GIVEN PROBLEM: From the entries below, copy out every line with "数据交换的" in it.

THE INPUT:

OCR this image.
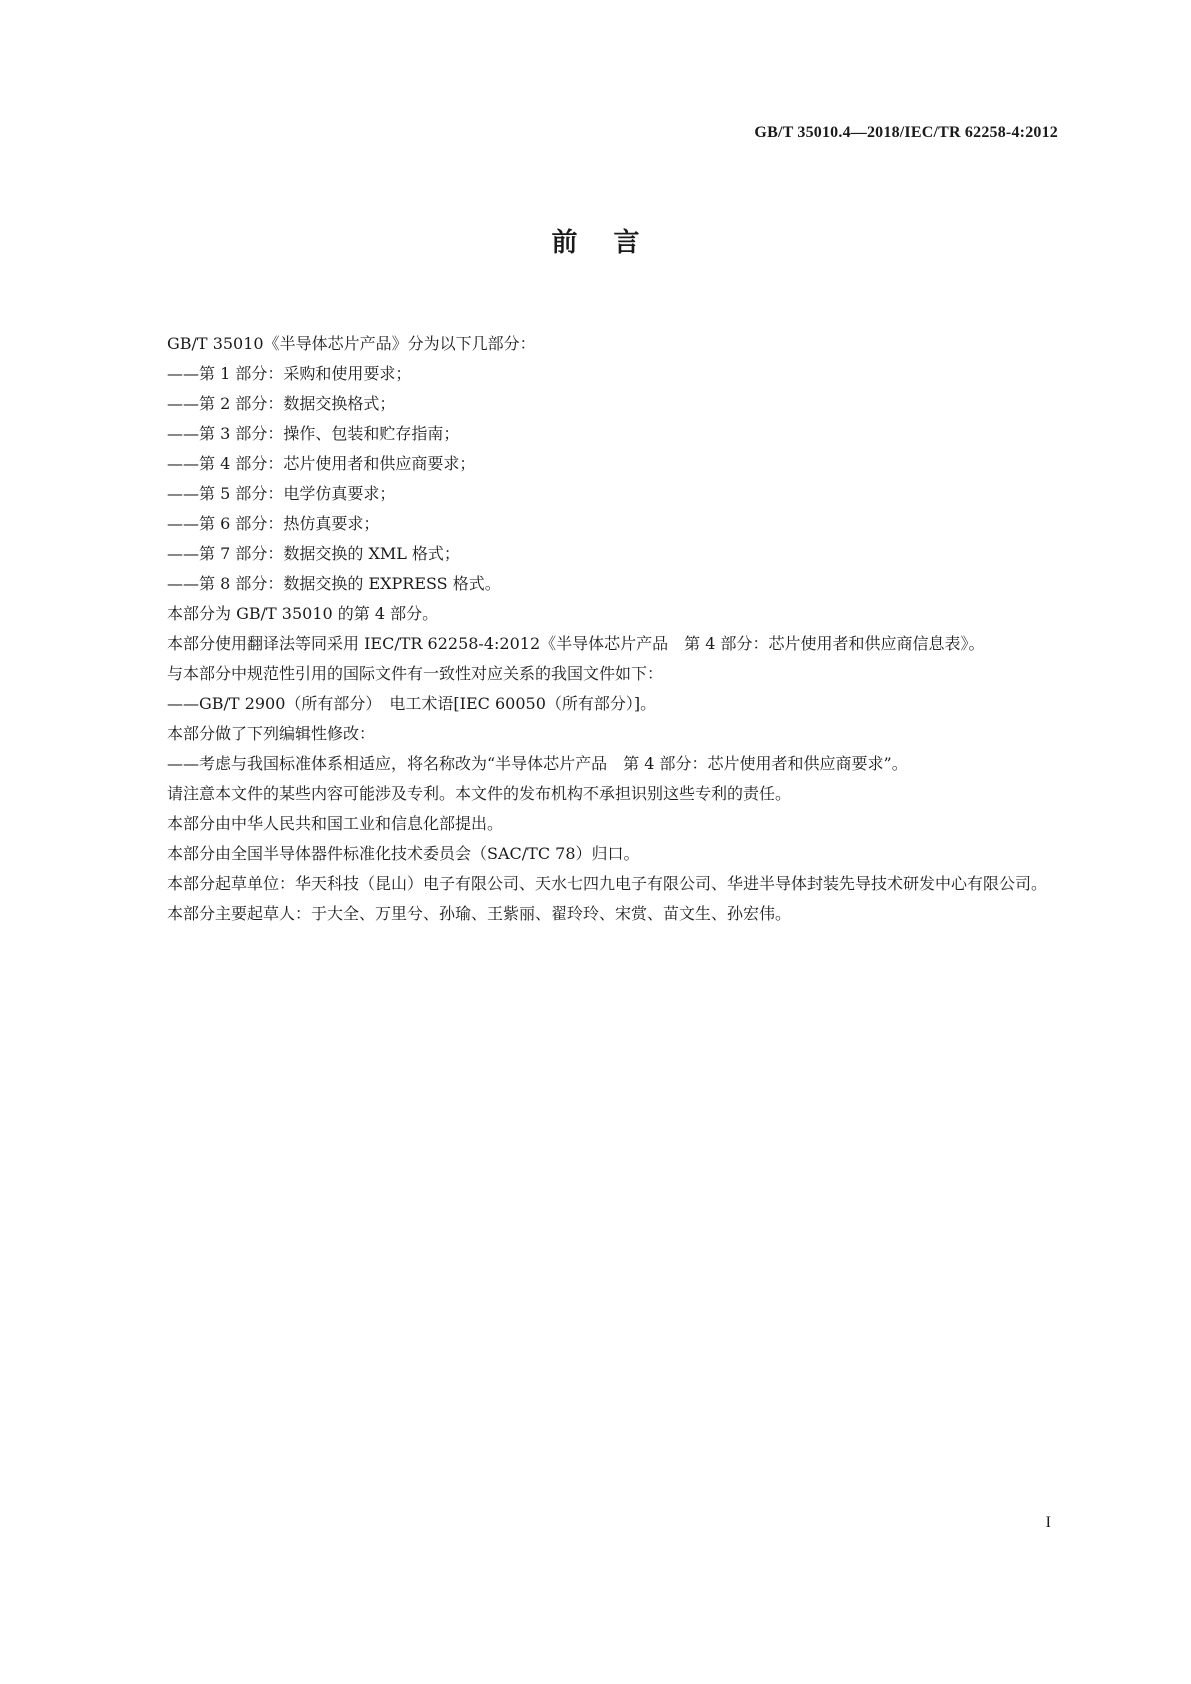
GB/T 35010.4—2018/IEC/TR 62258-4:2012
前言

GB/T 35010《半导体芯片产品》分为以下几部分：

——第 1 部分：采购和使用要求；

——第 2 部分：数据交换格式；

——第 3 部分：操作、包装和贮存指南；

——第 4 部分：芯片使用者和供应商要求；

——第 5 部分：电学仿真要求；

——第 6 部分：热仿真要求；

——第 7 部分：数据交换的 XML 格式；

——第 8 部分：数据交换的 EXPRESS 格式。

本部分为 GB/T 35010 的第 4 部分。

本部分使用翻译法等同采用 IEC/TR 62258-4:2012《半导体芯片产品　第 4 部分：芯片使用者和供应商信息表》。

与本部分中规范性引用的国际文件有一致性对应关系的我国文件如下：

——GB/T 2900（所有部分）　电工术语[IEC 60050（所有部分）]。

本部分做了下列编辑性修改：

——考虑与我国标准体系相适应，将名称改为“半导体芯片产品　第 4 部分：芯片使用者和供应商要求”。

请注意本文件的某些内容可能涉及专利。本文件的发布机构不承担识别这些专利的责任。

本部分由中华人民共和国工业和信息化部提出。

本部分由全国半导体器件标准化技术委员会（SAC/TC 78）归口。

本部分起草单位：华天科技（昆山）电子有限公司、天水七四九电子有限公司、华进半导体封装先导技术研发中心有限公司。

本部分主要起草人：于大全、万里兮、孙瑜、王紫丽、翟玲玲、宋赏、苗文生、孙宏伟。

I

ANSWER BELOW:
——第 7 部分：数据交换的 XML 格式；
——第 8 部分：数据交换的 EXPRESS 格式。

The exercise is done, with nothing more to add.